__WHAT THE TASK REQUIRES__. Find the lines with the string "الواو" and return them.

(Records contained in a dataset)
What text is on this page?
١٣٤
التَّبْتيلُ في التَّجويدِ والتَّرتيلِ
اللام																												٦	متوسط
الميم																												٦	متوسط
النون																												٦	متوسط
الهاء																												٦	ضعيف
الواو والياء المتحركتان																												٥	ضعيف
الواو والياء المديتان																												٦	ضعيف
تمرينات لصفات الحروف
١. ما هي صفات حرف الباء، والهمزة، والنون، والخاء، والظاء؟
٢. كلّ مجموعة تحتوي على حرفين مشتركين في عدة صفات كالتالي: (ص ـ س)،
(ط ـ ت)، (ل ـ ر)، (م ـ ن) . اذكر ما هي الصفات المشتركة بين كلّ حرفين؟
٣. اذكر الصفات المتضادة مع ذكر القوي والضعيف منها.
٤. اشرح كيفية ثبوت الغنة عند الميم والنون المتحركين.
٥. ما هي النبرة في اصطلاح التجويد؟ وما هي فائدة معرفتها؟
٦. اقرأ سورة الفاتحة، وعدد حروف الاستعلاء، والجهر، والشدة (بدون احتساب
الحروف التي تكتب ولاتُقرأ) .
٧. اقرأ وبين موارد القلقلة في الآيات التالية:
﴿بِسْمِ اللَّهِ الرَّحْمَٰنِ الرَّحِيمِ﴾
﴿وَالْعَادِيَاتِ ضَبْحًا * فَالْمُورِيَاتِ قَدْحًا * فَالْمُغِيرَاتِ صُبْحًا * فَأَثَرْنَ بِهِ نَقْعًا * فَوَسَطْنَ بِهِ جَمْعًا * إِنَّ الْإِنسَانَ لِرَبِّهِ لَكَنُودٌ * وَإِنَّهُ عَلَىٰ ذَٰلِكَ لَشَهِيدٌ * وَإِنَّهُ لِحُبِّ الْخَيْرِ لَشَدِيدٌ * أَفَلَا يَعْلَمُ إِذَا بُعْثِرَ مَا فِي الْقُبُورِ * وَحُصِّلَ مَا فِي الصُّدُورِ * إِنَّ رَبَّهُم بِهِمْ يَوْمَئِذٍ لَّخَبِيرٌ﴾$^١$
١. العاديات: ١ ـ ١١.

__RESULT FOR THIS EXERCISE__.
الواو والياء المتحركتان																												٥	ضعيف
الواو والياء المديتان																												٦	ضعيف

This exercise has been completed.